GIVEN EXERCISE
Which lines include the word "الطالب"? Copy each of them.

'''

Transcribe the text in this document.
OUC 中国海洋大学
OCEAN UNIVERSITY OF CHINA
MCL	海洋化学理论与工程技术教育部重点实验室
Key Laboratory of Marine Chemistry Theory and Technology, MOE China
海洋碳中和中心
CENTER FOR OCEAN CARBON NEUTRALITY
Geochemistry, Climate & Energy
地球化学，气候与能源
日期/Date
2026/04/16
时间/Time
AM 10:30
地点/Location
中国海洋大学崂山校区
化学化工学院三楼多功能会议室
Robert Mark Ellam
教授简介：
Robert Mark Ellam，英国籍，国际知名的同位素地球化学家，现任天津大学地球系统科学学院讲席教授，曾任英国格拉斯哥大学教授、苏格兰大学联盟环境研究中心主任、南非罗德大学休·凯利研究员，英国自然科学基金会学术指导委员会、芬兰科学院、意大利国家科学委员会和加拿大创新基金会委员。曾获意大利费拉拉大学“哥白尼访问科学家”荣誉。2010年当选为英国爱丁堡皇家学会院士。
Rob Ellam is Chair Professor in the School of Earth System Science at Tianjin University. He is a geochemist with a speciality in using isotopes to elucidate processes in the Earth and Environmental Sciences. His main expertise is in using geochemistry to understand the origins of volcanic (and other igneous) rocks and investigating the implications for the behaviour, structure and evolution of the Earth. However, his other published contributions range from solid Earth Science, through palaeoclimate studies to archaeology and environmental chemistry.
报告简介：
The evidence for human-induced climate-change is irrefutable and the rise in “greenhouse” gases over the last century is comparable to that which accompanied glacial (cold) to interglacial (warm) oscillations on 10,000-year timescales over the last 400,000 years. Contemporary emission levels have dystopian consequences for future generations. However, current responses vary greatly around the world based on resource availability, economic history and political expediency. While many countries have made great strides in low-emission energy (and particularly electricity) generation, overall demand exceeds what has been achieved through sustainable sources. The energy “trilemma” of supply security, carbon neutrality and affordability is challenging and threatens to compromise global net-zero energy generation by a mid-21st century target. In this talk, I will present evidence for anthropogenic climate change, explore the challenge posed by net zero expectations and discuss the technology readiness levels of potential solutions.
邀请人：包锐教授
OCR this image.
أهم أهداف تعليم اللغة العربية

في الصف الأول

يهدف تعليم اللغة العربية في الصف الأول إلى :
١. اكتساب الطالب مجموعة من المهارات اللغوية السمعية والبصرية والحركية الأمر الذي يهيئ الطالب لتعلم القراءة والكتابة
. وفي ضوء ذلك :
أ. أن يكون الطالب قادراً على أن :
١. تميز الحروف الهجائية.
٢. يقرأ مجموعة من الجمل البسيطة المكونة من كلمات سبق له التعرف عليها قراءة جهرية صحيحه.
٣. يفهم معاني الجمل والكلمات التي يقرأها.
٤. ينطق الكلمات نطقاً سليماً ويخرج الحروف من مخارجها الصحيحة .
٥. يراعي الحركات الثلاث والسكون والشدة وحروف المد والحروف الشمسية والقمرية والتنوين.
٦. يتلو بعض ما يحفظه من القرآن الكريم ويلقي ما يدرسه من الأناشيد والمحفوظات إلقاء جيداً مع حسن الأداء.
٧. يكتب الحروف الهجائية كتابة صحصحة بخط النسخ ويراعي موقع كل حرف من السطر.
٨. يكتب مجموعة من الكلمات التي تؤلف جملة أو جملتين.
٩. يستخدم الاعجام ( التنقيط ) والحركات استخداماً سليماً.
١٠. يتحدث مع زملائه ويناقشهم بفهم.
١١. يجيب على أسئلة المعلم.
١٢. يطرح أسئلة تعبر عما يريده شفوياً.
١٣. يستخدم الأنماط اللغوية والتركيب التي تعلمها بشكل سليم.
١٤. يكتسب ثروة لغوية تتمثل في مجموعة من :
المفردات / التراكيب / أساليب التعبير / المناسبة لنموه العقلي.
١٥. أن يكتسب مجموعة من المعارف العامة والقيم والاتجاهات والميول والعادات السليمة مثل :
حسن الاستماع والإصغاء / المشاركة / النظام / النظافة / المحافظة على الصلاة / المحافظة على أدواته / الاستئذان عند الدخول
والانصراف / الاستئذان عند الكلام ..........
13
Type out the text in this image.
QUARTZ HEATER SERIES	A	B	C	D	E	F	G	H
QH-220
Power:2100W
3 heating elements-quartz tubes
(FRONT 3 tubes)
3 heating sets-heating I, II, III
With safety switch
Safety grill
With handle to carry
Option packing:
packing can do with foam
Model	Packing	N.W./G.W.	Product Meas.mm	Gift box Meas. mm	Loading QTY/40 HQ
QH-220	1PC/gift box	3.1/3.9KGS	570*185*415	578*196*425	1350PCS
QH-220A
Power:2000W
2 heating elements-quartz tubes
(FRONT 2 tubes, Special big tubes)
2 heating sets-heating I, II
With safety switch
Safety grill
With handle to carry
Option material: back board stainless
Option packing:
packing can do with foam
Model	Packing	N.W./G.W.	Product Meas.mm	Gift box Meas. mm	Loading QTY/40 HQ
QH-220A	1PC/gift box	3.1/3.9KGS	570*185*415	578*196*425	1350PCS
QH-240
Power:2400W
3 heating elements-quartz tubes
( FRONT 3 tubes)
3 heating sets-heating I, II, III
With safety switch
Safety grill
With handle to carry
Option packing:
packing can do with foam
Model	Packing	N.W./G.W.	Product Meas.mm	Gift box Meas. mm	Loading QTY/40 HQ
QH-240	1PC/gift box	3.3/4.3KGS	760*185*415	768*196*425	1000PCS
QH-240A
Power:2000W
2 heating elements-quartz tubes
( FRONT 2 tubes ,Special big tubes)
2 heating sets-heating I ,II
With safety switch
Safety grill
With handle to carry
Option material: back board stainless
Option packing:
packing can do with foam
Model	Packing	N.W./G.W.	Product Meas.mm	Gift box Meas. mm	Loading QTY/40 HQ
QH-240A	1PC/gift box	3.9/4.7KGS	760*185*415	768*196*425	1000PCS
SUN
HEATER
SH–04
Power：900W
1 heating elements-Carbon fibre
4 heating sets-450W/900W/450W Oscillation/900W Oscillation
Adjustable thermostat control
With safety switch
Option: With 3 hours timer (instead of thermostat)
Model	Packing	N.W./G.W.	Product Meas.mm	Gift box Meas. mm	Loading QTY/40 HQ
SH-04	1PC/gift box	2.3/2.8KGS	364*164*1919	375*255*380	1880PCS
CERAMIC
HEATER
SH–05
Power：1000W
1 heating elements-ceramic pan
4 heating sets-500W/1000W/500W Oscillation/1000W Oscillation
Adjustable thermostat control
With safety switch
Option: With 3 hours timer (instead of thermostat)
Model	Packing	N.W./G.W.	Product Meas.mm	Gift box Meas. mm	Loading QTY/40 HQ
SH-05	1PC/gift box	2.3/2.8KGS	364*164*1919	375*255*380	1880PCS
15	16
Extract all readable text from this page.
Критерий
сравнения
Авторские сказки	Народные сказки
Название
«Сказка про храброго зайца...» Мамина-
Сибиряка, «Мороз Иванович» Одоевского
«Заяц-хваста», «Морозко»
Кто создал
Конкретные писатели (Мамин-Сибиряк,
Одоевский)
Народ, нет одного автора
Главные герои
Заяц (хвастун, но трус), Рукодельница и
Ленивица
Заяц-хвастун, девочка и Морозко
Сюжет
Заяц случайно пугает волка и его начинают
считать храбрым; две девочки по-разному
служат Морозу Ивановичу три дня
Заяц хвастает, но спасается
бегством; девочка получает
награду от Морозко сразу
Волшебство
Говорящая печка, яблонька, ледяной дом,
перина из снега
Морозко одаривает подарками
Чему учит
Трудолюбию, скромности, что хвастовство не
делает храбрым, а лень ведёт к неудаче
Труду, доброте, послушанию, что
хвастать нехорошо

'''

TASK OUTPUT
١. اكتساب الطالب مجموعة من المهارات اللغوية السمعية والبصرية والحركية الأمر الذي يهيئ الطالب لتعلم القراءة والكتابة
أ. أن يكون الطالب قادراً على أن :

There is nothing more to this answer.